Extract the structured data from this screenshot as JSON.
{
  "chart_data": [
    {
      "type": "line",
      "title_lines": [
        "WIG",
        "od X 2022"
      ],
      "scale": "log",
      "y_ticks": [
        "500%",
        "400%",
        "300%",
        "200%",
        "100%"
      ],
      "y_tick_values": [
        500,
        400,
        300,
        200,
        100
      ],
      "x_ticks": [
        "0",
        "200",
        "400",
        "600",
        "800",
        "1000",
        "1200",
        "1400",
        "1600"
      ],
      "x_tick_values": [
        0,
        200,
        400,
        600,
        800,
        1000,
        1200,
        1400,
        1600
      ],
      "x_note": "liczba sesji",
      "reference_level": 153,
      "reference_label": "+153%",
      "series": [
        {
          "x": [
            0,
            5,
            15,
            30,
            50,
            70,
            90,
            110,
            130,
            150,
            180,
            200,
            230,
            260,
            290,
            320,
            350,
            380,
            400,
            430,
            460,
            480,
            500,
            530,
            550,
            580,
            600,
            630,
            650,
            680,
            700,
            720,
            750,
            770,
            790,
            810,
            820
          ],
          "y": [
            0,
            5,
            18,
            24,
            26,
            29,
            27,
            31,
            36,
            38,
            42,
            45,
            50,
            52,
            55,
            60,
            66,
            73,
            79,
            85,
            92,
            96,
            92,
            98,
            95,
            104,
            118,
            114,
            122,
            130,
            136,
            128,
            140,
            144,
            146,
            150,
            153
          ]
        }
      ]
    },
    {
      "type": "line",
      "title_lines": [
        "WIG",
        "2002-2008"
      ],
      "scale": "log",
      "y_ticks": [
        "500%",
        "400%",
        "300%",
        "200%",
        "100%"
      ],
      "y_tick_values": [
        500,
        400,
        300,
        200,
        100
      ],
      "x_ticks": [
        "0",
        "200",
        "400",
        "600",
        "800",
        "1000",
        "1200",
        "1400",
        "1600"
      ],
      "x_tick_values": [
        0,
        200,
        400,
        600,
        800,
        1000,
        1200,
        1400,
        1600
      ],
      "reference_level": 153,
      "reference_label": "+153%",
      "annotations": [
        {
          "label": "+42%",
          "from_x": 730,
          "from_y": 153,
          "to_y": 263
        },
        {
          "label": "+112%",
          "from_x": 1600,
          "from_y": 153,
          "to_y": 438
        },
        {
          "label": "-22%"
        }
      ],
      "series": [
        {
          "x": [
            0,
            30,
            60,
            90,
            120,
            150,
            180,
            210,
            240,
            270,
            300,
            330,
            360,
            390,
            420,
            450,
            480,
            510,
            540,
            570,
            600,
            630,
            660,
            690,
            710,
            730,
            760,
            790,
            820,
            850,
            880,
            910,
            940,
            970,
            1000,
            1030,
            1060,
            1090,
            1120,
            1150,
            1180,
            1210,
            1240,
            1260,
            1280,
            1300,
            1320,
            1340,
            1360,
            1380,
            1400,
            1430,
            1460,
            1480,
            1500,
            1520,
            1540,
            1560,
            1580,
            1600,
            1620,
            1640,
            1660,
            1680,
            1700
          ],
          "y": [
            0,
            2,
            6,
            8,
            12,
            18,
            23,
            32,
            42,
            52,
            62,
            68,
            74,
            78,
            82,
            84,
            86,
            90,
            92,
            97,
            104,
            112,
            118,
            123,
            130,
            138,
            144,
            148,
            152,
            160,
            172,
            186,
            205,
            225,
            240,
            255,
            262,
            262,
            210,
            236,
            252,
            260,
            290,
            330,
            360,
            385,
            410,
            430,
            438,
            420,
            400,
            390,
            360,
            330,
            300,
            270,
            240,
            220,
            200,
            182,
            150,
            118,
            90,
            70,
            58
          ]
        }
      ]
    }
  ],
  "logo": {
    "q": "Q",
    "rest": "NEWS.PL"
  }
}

· · · · ·

Task objective -
Restate each record exactly as written.

Exercise answer -
Extract the structured data from this screenshot as JSON.
{
  "chart_data": [
    {
      "type": "line",
      "title_lines": [
        "WIG",
        "od X 2022"
      ],
      "scale": "log",
      "y_ticks": [
        "500%",
        "400%",
        "300%",
        "200%",
        "100%"
      ],
      "y_tick_values": [
        500,
        400,
        300,
        200,
        100
      ],
      "x_ticks": [
        "0",
        "200",
        "400",
        "600",
        "800",
        "1000",
        "1200",
        "1400",
        "1600"
      ],
      "x_tick_values": [
        0,
        200,
        400,
        600,
        800,
        1000,
        1200,
        1400,
        1600
      ],
      "x_note": "liczba sesji",
      "reference_level": 153,
      "reference_label": "+153%",
      "series": [
        {
          "x": [
            0,
            5,
            15,
            30,
            50,
            70,
            90,
            110,
            130,
            150,
            180,
            200,
            230,
            260,
            290,
            320,
            350,
            380,
            400,
            430,
            460,
            480,
            500,
            530,
            550,
            580,
            600,
            630,
            650,
            680,
            700,
            720,
            750,
            770,
            790,
            810,
            820
          ],
          "y": [
            0,
            5,
            18,
            24,
            26,
            29,
            27,
            31,
            36,
            38,
            42,
            45,
            50,
            52,
            55,
            60,
            66,
            73,
            79,
            85,
            92,
            96,
            92,
            98,
            95,
            104,
            118,
            114,
            122,
            130,
            136,
            128,
            140,
            144,
            146,
            150,
            153
          ]
        }
      ]
    },
    {
      "type": "line",
      "title_lines": [
        "WIG",
        "2002-2008"
      ],
      "scale": "log",
      "y_ticks": [
        "500%",
        "400%",
        "300%",
        "200%",
        "100%"
      ],
      "y_tick_values": [
        500,
        400,
        300,
        200,
        100
      ],
      "x_ticks": [
        "0",
        "200",
        "400",
        "600",
        "800",
        "1000",
        "1200",
        "1400",
        "1600"
      ],
      "x_tick_values": [
        0,
        200,
        400,
        600,
        800,
        1000,
        1200,
        1400,
        1600
      ],
      "reference_level": 153,
      "reference_label": "+153%",
      "annotations": [
        {
          "label": "+42%",
          "from_x": 730,
          "from_y": 153,
          "to_y": 263
        },
        {
          "label": "+112%",
          "from_x": 1600,
          "from_y": 153,
          "to_y": 438
        },
        {
          "label": "-22%"
        }
      ],
      "series": [
        {
          "x": [
            0,
            30,
            60,
            90,
            120,
            150,
            180,
            210,
            240,
            270,
            300,
            330,
            360,
            390,
            420,
            450,
            480,
            510,
            540,
            570,
            600,
            630,
            660,
            690,
            710,
            730,
            760,
            790,
            820,
            850,
            880,
            910,
            940,
            970,
            1000,
            1030,
            1060,
            1090,
            1120,
            1150,
            1180,
            1210,
            1240,
            1260,
            1280,
            1300,
            1320,
            1340,
            1360,
            1380,
            1400,
            1430,
            1460,
            1480,
            1500,
            1520,
            1540,
            1560,
            1580,
            1600,
            1620,
            1640,
            1660,
            1680,
            1700
          ],
          "y": [
            0,
            2,
            6,
            8,
            12,
            18,
            23,
            32,
            42,
            52,
            62,
            68,
            74,
            78,
            82,
            84,
            86,
            90,
            92,
            97,
            104,
            112,
            118,
            123,
            130,
            138,
            144,
            148,
            152,
            160,
            172,
            186,
            205,
            225,
            240,
            255,
            262,
            262,
            210,
            236,
            252,
            260,
            290,
            330,
            360,
            385,
            410,
            430,
            438,
            420,
            400,
            390,
            360,
            330,
            300,
            270,
            240,
            220,
            200,
            182,
            150,
            118,
            90,
            70,
            58
          ]
        }
      ]
    }
  ],
  "logo": {
    "q": "Q",
    "rest": "NEWS.PL"
  }
}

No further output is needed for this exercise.